##### Trecho #####
Justiça Tributária

Contribuintes também são vítimas de abusos e maus-tratos pelo Fisco

Autor

  • Raul Haidar

    é jornalista e advogado tributarista ex-presidente do Tribunal de Ética e Disciplina da OAB-SP e integrante do Conselho Editorial da revista ConJur.

3 de abril de 2017, 11h07

Spacca
Neste fim de semana encontrei no site da Câmara Federal o Projeto de Lei 4.546/2016 que pretende regulamentar os maus-tratos aos animais. Seu artigo 2º cuida da hipótese de:

“XV – obrigar animais a trabalhos excessivos ou superiores às suas forças e a todo ato que resulte em sofrimento para deles obter esforços;”

Ainda que racionais (?), somos animais e na Constituição Federal em tese somos protegidos contra trabalhos excessivos ou superiores às nossas forças, quando a Lei Maior diz que a carga tributária deve ser fixada de acordo com a nossa capacidade contributiva e proíbe cobrança de imposto com efeito de confisco.
#####
Conjunto de tarefas:
1. Duplique o trecho do artigo sobre justiça tributária começando em "é jornalista e" e seguindo até "da revista ConJur.".
2. Traduza para o inglês esta frase do artigo sobre justiça tributária: "Neste fim de semana encontrei no site da Câmara Federal o Projeto de Lei 4.546/2016 que pretende regulamentar os maus-tratos aos animais."
Os registros não têm nenhum papel aqui.
##### Registros extraídos #####
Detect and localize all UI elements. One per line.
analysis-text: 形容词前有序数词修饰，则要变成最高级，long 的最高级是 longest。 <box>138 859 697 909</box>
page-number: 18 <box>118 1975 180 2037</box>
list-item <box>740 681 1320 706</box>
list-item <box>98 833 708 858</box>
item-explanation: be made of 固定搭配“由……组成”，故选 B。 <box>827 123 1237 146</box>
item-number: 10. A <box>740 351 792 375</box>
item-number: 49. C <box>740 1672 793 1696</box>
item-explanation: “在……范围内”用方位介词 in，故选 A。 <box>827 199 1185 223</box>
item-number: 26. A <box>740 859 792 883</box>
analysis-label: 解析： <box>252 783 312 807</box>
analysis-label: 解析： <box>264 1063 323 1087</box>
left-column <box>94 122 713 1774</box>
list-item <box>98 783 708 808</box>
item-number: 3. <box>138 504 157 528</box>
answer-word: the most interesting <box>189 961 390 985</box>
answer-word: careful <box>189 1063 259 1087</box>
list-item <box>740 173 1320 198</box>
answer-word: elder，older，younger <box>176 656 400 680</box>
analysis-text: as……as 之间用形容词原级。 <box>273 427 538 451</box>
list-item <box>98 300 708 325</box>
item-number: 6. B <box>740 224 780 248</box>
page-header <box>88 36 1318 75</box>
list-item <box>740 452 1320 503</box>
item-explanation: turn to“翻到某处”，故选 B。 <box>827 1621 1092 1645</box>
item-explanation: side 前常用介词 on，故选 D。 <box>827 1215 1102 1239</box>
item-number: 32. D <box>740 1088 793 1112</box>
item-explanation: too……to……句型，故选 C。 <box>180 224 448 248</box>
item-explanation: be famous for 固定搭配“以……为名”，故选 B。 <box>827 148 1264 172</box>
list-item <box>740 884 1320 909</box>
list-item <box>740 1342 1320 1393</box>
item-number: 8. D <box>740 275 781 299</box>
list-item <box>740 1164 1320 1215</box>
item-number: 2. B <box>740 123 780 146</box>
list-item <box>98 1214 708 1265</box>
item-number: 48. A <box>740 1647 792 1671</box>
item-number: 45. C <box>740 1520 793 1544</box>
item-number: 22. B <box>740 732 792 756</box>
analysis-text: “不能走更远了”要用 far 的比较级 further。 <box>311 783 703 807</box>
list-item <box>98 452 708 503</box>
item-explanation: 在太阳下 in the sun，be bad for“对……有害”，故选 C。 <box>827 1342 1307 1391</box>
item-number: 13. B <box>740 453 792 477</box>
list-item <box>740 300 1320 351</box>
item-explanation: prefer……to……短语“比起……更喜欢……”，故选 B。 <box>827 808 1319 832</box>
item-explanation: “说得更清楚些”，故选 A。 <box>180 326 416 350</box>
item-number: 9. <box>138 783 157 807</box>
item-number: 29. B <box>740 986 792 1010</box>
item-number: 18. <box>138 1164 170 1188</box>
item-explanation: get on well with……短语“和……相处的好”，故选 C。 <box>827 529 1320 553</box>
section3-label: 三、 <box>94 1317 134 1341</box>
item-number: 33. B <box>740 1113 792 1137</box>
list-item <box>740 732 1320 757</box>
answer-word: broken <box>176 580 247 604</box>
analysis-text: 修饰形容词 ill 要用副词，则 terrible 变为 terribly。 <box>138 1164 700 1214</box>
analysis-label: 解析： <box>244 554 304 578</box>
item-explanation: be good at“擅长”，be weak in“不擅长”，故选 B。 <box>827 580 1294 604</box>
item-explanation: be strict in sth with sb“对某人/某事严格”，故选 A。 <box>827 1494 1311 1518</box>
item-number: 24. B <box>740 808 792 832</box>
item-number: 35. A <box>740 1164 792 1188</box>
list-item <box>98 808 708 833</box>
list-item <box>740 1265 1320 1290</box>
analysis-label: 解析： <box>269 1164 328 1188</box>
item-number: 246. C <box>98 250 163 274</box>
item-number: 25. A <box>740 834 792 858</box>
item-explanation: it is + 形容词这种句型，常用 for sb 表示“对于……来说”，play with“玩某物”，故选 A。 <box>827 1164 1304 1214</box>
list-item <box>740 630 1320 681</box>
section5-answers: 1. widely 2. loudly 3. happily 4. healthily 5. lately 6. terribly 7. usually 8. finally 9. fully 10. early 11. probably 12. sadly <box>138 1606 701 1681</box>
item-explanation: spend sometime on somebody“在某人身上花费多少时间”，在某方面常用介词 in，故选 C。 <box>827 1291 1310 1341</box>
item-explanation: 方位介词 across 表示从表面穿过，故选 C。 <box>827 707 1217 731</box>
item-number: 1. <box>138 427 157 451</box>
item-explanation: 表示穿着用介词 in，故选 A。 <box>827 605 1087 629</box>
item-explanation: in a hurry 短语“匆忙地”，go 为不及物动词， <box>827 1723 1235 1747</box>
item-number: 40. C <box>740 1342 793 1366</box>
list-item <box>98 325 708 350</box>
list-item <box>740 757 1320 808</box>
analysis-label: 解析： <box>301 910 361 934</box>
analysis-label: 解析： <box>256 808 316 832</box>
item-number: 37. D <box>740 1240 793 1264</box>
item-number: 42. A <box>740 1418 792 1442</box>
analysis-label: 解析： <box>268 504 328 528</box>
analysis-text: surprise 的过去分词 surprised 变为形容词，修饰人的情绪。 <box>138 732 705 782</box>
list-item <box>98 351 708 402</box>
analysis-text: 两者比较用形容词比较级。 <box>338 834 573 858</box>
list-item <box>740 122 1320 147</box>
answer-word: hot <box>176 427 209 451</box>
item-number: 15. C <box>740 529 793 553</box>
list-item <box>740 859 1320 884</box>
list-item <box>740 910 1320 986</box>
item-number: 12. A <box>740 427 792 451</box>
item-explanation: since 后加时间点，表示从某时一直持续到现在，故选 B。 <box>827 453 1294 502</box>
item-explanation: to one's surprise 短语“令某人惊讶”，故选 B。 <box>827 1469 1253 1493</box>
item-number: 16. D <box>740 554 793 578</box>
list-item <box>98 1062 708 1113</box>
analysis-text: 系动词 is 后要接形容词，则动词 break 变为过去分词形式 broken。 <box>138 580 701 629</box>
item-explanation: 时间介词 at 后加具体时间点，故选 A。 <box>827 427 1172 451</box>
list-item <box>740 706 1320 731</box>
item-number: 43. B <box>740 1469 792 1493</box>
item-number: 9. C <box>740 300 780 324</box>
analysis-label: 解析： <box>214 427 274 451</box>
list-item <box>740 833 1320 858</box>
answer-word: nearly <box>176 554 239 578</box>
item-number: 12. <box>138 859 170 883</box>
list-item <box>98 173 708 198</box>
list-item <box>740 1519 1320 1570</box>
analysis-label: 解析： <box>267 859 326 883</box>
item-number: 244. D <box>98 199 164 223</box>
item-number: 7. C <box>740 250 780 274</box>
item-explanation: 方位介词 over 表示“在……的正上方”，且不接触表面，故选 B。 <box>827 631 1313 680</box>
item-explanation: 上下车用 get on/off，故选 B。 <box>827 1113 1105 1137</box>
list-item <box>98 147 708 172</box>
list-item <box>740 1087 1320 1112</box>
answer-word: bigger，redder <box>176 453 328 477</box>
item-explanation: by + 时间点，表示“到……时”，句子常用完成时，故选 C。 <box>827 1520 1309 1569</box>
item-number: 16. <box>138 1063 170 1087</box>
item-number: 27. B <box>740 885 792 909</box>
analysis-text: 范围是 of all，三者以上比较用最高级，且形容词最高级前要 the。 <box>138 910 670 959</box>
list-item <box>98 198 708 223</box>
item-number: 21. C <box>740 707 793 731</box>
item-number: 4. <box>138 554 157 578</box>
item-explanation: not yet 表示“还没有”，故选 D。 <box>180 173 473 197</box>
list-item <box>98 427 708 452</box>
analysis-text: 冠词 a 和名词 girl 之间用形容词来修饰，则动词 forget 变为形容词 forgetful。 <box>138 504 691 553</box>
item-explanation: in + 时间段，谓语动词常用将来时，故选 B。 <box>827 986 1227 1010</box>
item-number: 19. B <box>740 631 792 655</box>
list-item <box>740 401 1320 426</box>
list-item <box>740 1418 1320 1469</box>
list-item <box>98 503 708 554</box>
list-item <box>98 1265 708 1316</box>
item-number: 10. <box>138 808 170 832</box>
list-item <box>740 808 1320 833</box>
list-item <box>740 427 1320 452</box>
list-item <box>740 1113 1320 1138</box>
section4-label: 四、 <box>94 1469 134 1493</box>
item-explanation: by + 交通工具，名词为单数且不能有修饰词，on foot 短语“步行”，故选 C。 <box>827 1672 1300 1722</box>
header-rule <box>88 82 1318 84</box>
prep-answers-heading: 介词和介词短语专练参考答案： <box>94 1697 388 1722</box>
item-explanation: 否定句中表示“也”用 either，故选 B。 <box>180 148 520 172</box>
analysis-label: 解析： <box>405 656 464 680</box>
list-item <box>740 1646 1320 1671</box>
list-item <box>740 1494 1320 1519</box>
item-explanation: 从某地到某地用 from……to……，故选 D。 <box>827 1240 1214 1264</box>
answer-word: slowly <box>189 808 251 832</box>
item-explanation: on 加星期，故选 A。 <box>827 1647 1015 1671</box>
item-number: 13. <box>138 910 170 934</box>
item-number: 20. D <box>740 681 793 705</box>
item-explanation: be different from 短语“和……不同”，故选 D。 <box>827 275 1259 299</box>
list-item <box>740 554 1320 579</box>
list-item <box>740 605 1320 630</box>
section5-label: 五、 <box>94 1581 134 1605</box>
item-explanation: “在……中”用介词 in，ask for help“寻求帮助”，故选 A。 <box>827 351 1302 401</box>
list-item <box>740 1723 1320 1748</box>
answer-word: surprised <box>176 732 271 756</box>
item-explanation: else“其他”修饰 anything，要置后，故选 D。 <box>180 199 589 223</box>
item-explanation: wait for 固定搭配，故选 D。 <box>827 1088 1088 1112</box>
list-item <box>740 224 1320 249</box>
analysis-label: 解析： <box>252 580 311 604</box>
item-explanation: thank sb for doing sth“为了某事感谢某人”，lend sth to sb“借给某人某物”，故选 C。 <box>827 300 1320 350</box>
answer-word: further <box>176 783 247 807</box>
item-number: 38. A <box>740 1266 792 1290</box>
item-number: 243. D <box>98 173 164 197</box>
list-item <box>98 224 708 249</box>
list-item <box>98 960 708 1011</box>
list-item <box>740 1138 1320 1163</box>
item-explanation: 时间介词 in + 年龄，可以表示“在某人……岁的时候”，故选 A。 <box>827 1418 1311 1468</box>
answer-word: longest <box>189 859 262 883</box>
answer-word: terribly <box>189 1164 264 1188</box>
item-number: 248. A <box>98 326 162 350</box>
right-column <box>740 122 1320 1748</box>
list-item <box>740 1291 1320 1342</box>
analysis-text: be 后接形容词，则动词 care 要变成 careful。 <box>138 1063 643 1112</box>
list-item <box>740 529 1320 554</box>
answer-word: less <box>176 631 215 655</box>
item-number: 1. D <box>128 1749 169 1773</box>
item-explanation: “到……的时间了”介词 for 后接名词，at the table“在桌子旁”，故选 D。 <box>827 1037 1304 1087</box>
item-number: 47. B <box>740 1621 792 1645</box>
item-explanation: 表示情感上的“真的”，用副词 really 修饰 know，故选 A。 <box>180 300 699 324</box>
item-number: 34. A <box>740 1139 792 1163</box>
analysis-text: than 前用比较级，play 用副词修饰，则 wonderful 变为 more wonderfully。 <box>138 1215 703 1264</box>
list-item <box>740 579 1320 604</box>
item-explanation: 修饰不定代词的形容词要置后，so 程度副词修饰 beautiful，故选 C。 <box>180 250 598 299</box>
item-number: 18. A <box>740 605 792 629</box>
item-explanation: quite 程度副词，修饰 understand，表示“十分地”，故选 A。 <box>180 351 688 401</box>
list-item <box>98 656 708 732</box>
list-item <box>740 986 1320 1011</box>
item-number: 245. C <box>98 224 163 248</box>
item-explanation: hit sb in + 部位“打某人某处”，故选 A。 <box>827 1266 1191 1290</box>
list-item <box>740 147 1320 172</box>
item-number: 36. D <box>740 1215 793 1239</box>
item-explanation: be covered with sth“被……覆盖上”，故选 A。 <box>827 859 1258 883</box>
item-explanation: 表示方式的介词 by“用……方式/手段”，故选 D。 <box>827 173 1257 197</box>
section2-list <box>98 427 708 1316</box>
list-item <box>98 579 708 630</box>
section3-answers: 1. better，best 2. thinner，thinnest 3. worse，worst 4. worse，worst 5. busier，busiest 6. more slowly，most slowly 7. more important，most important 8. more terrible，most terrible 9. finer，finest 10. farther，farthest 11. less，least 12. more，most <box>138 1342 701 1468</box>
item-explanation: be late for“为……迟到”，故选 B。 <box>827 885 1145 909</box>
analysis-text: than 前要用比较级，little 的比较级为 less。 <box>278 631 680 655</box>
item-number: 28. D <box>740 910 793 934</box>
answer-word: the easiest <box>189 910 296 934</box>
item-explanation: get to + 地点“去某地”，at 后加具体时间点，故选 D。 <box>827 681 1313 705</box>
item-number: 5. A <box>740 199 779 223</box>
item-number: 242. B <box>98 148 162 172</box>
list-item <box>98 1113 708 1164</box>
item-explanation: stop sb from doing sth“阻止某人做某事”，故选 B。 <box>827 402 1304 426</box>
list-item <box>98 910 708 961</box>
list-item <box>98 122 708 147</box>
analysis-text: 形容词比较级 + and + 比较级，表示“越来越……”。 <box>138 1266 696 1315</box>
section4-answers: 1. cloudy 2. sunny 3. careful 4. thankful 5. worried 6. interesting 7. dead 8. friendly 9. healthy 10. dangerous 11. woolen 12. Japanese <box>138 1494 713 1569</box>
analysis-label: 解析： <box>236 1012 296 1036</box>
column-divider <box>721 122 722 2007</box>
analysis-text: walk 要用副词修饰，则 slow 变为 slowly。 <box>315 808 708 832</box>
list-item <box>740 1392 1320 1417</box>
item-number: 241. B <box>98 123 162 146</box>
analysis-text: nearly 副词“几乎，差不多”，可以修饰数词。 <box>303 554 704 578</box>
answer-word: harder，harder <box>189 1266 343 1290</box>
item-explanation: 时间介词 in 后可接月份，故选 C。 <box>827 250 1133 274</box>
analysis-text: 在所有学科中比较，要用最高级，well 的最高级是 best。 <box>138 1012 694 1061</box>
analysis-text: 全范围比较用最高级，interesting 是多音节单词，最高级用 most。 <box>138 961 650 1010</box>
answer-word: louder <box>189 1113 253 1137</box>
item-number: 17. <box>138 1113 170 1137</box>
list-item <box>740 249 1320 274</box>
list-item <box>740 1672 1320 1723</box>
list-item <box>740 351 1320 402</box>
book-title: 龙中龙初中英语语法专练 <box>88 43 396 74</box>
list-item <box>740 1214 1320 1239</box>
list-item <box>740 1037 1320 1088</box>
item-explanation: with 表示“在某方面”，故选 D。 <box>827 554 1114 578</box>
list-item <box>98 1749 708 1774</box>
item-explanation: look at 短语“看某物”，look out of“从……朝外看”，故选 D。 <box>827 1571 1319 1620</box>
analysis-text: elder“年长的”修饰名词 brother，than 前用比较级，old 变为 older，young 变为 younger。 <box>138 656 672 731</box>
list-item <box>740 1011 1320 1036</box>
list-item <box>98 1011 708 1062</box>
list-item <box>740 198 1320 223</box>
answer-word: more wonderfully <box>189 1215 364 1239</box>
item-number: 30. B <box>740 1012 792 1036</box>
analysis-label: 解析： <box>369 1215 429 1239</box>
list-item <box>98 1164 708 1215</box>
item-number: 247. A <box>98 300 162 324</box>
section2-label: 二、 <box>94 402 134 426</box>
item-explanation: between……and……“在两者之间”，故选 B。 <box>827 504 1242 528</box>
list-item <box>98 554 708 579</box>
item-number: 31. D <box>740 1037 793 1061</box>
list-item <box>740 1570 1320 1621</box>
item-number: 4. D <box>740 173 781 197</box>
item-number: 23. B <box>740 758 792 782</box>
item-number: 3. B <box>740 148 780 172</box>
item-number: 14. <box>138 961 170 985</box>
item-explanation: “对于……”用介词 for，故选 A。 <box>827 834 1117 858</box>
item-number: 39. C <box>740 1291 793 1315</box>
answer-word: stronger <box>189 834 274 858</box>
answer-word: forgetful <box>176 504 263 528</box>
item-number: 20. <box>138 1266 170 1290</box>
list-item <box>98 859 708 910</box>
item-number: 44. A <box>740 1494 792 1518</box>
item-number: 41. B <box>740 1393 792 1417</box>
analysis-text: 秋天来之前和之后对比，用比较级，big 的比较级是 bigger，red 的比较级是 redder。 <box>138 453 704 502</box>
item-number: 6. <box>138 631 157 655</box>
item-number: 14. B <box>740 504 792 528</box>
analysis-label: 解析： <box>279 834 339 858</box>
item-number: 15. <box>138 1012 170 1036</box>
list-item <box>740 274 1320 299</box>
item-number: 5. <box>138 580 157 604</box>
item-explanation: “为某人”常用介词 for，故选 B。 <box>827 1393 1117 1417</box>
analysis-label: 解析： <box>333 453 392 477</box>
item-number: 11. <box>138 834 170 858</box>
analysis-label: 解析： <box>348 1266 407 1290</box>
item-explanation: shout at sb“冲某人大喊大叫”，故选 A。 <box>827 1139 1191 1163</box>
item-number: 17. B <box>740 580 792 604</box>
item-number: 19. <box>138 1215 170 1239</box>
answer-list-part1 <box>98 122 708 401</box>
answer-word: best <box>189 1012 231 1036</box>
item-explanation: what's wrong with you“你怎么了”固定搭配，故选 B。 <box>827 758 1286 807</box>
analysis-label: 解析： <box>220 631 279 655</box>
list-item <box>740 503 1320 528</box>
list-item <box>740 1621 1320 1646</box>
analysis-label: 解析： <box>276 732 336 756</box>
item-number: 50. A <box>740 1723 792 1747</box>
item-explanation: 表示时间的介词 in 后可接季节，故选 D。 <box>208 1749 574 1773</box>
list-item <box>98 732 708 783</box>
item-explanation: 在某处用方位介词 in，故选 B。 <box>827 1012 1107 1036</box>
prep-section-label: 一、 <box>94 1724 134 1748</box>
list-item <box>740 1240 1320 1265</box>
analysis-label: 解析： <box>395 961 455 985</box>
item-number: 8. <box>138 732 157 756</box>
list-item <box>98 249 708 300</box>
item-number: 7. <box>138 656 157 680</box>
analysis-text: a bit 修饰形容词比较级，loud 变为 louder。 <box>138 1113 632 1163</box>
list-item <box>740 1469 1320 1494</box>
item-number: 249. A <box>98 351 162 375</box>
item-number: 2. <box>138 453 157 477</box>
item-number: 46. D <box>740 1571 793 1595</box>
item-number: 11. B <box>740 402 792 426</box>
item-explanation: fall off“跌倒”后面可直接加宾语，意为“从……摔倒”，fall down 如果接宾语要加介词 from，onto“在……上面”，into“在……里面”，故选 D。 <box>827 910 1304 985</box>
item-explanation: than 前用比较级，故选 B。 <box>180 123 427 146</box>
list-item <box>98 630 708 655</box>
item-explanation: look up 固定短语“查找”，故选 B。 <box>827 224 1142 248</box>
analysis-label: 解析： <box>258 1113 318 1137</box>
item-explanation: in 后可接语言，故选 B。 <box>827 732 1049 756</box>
#####
Soluções:
1.
é jornalista e advogado tributarista ex-presidente do Tribunal de Ética e Disciplina da OAB-SP e integrante do Conselho Editorial da revista ConJur.

2. This weekend I found on the website of the Federal Chamber Bill 4,546/2016, which seeks to regulate the mistreatment of animals.